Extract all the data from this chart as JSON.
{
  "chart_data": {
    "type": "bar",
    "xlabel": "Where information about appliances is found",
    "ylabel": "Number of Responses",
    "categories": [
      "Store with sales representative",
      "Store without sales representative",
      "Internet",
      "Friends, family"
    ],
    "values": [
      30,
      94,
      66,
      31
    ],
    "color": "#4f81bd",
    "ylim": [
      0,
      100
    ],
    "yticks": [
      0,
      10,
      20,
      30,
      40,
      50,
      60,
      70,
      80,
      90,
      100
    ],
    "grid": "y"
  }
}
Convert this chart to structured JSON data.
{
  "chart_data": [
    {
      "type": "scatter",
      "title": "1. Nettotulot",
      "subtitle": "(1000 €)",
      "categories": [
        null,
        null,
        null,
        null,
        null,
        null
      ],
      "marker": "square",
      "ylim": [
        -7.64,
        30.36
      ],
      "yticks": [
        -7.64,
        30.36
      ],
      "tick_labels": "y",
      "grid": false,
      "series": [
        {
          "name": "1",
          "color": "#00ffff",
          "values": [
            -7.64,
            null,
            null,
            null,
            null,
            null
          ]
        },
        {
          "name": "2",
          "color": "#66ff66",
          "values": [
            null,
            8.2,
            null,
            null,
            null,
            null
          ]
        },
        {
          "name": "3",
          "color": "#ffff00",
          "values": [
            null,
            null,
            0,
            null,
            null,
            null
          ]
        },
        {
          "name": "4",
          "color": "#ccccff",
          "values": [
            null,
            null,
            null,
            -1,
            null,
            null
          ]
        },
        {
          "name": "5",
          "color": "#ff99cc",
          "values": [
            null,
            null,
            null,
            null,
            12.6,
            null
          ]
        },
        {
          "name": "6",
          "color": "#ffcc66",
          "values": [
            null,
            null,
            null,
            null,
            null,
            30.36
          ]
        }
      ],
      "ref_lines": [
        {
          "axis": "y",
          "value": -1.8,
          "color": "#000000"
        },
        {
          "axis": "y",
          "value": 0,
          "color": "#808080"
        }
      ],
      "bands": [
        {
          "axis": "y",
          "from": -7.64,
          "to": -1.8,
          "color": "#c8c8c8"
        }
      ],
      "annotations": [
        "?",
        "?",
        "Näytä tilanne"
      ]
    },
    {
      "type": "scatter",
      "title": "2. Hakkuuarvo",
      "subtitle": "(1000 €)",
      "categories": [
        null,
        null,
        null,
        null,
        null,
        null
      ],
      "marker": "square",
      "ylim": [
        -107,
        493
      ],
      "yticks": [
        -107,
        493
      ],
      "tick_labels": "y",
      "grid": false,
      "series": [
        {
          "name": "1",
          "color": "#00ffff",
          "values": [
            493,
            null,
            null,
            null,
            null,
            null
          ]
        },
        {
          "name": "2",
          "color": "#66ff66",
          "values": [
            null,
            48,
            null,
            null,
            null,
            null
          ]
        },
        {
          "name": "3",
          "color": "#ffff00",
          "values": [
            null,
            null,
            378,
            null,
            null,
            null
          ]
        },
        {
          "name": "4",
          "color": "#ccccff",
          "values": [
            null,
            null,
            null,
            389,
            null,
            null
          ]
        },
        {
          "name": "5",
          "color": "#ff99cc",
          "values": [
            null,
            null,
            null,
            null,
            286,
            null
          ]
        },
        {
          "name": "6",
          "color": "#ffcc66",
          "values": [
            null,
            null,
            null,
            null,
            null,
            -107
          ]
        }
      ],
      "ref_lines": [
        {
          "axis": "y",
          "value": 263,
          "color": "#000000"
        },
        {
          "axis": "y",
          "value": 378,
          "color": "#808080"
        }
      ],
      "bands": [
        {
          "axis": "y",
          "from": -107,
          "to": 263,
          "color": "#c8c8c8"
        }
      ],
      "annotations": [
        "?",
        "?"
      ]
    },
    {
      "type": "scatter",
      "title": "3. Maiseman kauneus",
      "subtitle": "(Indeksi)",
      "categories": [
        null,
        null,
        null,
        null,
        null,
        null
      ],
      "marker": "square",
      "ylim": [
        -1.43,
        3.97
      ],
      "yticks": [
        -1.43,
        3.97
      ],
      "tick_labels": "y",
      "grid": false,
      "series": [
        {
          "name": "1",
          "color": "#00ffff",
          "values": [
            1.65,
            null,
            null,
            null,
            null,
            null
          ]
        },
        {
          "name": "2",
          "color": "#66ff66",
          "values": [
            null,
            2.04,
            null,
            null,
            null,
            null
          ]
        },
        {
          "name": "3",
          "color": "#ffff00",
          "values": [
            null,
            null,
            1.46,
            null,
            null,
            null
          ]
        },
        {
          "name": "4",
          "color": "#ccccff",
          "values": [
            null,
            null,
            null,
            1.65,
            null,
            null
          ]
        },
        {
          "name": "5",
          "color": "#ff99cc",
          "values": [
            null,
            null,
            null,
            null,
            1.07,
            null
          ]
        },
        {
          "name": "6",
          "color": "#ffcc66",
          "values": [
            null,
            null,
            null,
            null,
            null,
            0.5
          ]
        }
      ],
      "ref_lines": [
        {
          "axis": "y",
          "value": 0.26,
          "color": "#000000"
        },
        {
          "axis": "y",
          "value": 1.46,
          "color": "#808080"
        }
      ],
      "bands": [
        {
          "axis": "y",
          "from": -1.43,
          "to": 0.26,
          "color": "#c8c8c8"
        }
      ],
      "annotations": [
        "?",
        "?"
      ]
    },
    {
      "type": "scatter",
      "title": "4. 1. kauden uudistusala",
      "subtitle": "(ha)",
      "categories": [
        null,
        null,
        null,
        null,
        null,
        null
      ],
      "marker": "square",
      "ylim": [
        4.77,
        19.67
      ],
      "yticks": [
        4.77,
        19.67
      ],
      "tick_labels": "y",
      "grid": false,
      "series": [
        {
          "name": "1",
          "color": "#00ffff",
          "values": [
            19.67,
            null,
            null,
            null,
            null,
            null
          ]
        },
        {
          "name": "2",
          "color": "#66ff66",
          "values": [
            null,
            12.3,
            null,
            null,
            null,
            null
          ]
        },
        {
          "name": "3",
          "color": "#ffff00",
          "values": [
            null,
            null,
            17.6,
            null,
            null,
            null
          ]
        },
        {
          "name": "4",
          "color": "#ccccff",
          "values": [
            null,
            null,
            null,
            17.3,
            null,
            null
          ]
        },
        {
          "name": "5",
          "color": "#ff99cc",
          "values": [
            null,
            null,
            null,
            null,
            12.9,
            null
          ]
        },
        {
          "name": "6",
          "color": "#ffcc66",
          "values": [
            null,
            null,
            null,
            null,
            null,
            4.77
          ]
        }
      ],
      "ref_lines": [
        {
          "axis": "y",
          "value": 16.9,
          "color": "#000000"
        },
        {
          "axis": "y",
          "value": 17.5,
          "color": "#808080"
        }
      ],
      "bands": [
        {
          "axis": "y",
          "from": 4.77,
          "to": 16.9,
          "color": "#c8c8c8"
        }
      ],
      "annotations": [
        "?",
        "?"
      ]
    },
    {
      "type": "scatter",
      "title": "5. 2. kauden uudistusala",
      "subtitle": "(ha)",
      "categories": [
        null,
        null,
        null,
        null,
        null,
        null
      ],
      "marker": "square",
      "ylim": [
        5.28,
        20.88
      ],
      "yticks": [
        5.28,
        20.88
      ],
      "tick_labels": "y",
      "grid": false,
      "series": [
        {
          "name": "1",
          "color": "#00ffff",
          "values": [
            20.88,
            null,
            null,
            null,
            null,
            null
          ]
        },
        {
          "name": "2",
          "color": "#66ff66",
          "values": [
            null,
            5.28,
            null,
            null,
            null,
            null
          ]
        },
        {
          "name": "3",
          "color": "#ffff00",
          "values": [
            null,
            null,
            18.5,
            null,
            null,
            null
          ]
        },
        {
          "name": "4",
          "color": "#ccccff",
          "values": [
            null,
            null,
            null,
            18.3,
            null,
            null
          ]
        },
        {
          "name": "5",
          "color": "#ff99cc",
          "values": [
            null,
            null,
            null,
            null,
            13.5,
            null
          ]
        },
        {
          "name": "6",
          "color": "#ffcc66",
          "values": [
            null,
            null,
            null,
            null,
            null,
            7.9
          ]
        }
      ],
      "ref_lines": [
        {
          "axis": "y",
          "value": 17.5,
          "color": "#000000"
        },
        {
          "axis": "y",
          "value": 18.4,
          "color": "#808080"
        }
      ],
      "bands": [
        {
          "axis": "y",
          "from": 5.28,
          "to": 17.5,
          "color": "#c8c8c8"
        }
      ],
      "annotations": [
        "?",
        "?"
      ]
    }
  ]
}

### THE REQUEST
Extract lines where the string "JSON" occurs.

### ANSWER IN FULL
Extract all the data from this chart as JSON.
Convert this chart to structured JSON data.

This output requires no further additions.